▸ **EXERCISE**: Count how many lines below contain the word "this", then give that number alone.

▸ **THE INPUT**:
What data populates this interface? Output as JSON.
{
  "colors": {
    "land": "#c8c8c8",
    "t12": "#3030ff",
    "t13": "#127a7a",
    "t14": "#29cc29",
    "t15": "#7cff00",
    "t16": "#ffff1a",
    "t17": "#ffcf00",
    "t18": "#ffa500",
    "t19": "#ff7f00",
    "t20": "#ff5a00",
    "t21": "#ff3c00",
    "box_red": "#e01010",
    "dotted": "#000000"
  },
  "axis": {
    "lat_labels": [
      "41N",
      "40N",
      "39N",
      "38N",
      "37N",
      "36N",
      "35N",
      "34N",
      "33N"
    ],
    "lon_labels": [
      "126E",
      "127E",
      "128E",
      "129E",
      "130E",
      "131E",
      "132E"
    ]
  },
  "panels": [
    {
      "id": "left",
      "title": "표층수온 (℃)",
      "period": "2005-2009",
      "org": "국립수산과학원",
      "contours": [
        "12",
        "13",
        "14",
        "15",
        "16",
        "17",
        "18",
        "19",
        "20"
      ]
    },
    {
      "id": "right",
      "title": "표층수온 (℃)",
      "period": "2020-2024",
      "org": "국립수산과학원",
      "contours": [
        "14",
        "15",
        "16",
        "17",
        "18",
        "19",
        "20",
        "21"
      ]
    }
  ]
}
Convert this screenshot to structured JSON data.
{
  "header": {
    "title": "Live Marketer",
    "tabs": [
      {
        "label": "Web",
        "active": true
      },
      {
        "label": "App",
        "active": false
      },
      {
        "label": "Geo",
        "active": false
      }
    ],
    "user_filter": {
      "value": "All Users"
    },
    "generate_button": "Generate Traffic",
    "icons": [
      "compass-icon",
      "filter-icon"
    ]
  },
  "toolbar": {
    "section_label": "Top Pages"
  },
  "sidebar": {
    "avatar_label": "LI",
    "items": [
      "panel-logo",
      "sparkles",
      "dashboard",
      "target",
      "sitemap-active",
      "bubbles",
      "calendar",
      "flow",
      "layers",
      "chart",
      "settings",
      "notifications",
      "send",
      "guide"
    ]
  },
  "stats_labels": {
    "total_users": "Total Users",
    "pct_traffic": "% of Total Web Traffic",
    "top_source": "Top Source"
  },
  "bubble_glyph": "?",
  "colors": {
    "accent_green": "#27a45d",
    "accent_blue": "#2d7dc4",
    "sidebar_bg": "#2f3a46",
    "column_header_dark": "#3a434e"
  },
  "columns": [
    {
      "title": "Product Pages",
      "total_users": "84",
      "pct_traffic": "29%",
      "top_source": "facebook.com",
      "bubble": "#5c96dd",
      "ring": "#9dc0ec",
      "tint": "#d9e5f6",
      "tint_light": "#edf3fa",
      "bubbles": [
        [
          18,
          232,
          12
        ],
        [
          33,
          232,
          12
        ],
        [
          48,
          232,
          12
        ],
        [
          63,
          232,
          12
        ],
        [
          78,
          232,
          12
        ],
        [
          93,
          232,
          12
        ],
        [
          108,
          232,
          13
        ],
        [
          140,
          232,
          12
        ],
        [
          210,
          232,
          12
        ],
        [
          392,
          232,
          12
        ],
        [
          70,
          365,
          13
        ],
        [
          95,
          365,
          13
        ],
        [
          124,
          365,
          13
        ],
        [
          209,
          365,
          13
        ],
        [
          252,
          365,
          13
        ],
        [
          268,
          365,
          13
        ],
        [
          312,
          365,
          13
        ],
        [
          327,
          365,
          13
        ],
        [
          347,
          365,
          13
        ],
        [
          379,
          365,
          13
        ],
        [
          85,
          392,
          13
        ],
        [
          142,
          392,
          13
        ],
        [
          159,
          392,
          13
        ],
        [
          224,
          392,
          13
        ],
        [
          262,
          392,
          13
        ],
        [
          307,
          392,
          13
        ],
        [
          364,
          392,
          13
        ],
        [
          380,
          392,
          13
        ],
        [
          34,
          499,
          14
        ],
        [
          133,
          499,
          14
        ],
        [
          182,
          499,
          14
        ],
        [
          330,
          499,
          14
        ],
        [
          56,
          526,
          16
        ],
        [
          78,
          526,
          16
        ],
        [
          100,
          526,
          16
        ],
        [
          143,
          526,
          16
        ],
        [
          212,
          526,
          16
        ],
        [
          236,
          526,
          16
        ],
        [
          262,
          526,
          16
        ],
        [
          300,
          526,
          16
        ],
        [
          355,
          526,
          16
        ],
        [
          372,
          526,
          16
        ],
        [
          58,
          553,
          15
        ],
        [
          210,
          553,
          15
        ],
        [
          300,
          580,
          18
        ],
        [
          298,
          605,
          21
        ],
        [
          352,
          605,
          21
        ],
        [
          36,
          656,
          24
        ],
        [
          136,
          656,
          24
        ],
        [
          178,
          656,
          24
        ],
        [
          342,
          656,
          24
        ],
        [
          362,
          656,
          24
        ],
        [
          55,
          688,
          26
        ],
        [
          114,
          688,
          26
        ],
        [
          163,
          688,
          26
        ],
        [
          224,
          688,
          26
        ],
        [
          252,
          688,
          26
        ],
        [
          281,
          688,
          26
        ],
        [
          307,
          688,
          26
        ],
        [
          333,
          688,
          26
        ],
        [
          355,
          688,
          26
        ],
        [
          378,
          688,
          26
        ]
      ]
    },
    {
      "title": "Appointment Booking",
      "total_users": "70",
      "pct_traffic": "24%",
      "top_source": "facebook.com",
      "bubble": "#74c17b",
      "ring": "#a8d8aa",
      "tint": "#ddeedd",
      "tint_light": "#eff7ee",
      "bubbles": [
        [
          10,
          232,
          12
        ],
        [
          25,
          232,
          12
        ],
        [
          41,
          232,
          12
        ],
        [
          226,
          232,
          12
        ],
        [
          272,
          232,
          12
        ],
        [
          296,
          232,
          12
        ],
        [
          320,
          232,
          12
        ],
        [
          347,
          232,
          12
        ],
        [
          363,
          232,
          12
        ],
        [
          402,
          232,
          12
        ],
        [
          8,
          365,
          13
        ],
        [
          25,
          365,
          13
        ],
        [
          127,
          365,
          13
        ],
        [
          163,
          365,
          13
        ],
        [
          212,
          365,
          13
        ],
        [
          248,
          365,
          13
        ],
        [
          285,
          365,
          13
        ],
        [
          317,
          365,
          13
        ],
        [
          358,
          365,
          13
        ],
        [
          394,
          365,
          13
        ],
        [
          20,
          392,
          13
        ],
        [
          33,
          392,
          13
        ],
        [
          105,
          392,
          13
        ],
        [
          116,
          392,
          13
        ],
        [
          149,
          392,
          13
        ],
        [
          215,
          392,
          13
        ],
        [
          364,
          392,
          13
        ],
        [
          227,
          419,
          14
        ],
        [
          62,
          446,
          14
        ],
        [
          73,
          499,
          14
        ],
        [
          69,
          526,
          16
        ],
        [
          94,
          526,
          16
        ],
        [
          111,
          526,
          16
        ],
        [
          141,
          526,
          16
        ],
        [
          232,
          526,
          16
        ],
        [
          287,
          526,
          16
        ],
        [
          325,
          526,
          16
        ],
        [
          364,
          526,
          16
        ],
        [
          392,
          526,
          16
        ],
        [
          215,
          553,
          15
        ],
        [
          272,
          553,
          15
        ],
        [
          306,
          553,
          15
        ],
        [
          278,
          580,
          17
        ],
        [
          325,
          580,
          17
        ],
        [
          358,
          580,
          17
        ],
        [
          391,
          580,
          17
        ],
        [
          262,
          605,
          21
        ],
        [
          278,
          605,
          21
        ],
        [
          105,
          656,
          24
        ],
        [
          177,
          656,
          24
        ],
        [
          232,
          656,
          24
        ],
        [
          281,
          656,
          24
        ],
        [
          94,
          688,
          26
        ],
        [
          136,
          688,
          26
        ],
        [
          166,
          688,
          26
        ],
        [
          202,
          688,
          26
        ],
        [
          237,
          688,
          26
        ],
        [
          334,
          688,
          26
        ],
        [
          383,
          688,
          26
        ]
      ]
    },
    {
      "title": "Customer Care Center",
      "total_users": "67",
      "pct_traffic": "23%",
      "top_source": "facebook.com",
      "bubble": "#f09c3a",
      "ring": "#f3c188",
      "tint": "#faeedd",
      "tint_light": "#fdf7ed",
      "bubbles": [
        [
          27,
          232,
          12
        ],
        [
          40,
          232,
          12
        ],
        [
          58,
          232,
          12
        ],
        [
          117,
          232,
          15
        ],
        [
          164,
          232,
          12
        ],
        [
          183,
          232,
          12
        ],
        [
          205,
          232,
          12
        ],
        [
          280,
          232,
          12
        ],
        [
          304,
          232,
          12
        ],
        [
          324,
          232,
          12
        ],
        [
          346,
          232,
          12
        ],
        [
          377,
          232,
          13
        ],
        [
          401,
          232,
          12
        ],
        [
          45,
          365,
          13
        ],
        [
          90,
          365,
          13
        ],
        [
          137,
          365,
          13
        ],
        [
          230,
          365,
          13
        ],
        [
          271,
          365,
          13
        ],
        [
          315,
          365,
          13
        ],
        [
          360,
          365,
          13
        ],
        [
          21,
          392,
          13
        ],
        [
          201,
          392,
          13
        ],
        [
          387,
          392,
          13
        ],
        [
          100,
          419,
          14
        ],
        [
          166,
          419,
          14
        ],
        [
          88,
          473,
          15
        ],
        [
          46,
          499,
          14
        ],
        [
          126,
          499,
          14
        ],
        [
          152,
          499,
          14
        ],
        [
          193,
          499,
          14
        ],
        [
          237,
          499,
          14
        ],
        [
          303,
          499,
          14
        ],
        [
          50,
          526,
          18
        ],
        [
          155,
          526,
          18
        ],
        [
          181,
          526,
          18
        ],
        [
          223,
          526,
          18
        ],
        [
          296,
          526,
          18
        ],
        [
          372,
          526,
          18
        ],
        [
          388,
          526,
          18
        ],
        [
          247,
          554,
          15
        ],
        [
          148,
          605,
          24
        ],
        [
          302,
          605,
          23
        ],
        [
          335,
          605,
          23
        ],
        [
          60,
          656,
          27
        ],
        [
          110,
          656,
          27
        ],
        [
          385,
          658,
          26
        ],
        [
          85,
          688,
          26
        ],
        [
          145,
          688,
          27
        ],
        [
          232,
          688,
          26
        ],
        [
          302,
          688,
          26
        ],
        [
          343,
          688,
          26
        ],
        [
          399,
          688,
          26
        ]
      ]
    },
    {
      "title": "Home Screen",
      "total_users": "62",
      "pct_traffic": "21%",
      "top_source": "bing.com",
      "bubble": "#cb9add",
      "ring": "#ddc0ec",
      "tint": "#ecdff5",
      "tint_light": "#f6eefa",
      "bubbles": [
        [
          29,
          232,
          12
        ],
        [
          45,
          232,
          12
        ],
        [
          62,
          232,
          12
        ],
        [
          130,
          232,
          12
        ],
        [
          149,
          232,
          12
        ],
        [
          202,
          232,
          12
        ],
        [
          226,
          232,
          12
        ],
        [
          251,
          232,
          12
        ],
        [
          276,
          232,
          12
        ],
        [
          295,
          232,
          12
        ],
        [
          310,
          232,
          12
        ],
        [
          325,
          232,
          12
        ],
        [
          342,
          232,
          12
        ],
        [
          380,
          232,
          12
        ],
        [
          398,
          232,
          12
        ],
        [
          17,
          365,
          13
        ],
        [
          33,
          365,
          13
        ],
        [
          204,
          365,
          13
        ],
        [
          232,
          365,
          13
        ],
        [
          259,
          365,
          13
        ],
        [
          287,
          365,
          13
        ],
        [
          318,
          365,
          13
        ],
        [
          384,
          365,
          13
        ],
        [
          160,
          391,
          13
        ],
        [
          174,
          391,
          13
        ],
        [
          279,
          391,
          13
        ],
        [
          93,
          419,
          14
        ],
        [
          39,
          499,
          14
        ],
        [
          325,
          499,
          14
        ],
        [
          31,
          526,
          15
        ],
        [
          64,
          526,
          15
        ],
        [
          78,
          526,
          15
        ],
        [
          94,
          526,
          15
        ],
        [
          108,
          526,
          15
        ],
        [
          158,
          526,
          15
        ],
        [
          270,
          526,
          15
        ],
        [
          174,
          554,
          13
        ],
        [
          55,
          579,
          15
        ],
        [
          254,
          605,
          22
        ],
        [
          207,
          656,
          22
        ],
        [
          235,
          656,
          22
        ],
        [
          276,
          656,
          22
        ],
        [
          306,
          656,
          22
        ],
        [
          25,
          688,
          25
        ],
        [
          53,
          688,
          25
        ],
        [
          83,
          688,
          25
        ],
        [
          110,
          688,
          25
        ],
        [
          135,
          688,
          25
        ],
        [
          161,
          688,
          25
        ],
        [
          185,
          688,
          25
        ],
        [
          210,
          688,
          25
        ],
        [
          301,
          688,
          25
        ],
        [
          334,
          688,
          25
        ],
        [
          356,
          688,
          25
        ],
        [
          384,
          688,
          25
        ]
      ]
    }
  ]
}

▸ **FINAL ANSWER**: 2